Directions for this task:
In the listing that follows, how many lines contain the string "https"? Provide only the number.

[Start of Entries shown]

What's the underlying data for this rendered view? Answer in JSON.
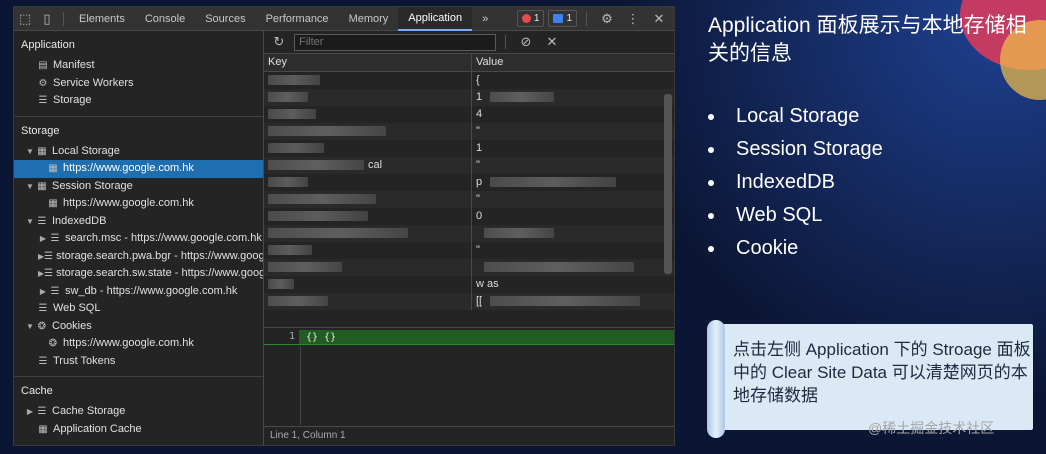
{
  "devtools": {
    "tabs": [
      "Elements",
      "Console",
      "Sources",
      "Performance",
      "Memory",
      "Application"
    ],
    "active_tab": "Application",
    "more_tabs": "»",
    "error_count": "1",
    "message_count": "1",
    "sidebar": {
      "application_header": "Application",
      "application_items": [
        "Manifest",
        "Service Workers",
        "Storage"
      ],
      "storage_header": "Storage",
      "local_storage": "Local Storage",
      "local_storage_origin": "https://www.google.com.hk",
      "session_storage": "Session Storage",
      "session_storage_origin": "https://www.google.com.hk",
      "indexeddb": "IndexedDB",
      "indexeddb_items": [
        "search.msc - https://www.google.com.hk",
        "storage.search.pwa.bgr - https://www.google.com.hk",
        "storage.search.sw.state - https://www.google.com.hk",
        "sw_db - https://www.google.com.hk"
      ],
      "web_sql": "Web SQL",
      "cookies": "Cookies",
      "cookies_origin": "https://www.google.com.hk",
      "trust_tokens": "Trust Tokens",
      "cache_header": "Cache",
      "cache_storage": "Cache Storage",
      "application_cache": "Application Cache"
    },
    "filter_placeholder": "Filter",
    "grid": {
      "columns": [
        "Key",
        "Value"
      ],
      "rows": [
        {
          "key": "",
          "value": "{"
        },
        {
          "key": "",
          "value": "1"
        },
        {
          "key": "",
          "value": "4"
        },
        {
          "key": "",
          "value": "\""
        },
        {
          "key": "",
          "value": "1"
        },
        {
          "key": "cal",
          "value": "\""
        },
        {
          "key": "",
          "value": "p"
        },
        {
          "key": "",
          "value": "\""
        },
        {
          "key": "",
          "value": "0"
        },
        {
          "key": "",
          "value": ""
        },
        {
          "key": "",
          "value": "\""
        },
        {
          "key": "",
          "value": ""
        },
        {
          "key": "",
          "value": "w  as"
        },
        {
          "key": "",
          "value": "[["
        }
      ]
    },
    "preview": {
      "line_number": "1",
      "code": "{}  {}"
    },
    "status_bar": "Line 1, Column 1"
  },
  "slide": {
    "title": "Application 面板展示与本地存储相关的信息",
    "bullets": [
      "Local Storage",
      "Session Storage",
      "IndexedDB",
      "Web SQL",
      "Cookie"
    ],
    "note": "点击左侧 Application 下的 Stroage 面板中的 Clear Site Data 可以清楚网页的本地存储数据",
    "watermark": "@稀土掘金技术社区"
  }
}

[End of Entries shown]

Full answer:
7